## START DATA PROVIDED

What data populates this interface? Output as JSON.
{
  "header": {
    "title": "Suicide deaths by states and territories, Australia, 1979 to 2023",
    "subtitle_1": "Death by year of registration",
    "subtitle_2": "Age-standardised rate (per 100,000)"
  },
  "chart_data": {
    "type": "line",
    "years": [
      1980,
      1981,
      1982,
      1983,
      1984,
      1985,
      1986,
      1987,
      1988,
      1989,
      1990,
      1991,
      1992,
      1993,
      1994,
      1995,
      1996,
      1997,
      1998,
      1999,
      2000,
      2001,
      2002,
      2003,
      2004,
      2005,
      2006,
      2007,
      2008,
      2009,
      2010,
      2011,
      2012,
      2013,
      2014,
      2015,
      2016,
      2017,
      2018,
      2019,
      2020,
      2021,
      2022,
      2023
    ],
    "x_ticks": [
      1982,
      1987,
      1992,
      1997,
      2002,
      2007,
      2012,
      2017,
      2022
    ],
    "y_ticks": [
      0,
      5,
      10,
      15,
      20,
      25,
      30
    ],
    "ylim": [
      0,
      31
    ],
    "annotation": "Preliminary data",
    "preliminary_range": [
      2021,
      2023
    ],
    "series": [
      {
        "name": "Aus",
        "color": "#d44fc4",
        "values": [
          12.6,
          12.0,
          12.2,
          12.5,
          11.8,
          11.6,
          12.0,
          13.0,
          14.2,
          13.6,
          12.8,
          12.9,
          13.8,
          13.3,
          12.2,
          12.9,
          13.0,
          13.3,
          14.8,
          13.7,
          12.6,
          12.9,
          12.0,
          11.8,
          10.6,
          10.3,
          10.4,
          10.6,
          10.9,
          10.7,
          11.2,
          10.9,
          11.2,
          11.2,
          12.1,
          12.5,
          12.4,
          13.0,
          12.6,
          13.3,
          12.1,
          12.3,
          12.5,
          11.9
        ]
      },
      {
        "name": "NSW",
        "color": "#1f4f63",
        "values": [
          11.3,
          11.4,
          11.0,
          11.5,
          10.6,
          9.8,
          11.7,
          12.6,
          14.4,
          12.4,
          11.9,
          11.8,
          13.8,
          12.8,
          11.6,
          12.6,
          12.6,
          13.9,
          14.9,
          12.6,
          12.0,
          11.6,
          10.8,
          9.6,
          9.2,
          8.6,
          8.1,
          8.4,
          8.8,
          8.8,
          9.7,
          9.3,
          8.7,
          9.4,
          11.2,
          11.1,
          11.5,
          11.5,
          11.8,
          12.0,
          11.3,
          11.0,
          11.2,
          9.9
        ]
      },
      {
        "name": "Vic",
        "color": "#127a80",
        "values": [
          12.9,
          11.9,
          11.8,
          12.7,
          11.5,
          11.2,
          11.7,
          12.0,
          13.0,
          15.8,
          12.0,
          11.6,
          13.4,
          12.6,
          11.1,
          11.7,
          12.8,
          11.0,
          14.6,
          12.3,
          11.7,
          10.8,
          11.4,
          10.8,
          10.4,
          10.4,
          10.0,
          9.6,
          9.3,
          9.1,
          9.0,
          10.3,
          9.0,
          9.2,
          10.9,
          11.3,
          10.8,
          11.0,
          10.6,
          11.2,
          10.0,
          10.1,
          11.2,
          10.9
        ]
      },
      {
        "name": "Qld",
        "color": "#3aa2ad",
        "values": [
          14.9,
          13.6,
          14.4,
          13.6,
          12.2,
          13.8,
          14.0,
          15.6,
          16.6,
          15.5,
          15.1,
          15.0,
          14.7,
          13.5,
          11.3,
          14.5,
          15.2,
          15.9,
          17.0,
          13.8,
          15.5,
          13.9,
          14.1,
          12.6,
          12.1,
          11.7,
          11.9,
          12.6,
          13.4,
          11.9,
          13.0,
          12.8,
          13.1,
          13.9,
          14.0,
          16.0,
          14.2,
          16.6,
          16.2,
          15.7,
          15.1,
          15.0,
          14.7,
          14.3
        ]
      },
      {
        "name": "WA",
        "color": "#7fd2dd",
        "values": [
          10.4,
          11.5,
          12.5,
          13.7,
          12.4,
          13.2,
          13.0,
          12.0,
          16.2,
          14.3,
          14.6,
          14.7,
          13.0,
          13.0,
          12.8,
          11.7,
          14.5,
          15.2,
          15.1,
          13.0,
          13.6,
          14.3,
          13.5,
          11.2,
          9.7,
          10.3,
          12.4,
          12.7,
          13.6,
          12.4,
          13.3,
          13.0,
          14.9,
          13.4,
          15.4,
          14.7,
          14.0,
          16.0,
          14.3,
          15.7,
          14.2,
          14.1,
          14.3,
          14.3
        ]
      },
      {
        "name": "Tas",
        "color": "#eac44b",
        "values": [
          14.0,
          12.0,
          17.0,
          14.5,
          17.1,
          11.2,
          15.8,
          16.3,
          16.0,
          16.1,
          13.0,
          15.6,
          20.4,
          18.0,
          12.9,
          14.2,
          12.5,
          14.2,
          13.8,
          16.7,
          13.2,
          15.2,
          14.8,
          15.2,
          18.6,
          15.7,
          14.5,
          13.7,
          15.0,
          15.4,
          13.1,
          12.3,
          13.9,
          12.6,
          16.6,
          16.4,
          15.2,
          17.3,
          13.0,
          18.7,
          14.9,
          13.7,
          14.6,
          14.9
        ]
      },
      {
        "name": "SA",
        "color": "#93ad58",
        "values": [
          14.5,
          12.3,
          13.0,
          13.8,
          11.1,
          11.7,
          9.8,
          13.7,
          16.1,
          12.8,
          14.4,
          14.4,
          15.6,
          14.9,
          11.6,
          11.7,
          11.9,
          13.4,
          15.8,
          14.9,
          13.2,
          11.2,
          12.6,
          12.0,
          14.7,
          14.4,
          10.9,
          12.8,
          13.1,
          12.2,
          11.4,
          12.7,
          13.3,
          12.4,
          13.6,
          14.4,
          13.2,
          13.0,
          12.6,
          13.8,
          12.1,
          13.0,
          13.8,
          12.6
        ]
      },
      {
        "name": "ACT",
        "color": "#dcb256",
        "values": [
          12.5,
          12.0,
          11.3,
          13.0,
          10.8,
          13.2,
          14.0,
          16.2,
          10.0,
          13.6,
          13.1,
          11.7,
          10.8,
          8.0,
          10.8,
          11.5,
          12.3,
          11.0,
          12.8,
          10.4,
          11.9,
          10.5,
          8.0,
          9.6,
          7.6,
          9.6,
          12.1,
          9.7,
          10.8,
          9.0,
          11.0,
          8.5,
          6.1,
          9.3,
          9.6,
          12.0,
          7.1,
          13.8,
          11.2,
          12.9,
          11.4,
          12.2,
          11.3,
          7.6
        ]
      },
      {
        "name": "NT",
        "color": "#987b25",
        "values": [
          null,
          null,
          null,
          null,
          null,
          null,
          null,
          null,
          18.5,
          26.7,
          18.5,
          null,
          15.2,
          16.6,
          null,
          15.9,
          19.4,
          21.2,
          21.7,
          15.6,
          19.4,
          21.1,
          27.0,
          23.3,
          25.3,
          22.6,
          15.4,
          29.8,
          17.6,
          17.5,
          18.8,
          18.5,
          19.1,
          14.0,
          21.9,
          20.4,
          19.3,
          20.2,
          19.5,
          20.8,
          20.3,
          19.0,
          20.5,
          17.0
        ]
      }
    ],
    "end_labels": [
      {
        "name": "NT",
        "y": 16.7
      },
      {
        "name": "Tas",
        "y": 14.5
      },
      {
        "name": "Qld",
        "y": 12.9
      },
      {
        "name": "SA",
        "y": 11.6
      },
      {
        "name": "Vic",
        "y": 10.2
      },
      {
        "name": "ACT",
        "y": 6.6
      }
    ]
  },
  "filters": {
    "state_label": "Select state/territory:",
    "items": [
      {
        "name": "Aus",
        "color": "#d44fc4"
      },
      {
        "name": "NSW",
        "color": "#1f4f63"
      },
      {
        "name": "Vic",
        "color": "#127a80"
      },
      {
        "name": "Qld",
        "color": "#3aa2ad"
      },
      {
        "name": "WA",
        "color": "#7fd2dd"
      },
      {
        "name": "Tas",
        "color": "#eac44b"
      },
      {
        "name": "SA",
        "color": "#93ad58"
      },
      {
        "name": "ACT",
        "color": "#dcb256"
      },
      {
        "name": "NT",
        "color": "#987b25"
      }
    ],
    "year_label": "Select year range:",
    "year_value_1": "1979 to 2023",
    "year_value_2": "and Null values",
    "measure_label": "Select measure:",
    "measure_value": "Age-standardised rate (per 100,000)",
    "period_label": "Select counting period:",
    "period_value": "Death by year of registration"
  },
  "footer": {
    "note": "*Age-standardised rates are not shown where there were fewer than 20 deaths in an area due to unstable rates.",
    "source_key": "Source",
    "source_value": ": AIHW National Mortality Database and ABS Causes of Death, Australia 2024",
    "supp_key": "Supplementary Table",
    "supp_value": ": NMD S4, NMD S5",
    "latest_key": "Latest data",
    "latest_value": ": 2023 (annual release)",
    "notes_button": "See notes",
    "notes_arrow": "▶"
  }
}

## END DATA PROVIDED

WHAT YOU ARE ASKED TO DO.
Find each line that has the word "deaths", then copy it out.

TASK SOLUTION.
    "title": "Suicide deaths by states and territories, Australia, 1979 to 2023",
    "note": "*Age-standardised rates are not shown where there were fewer than 20 deaths in an area due to unstable rates.",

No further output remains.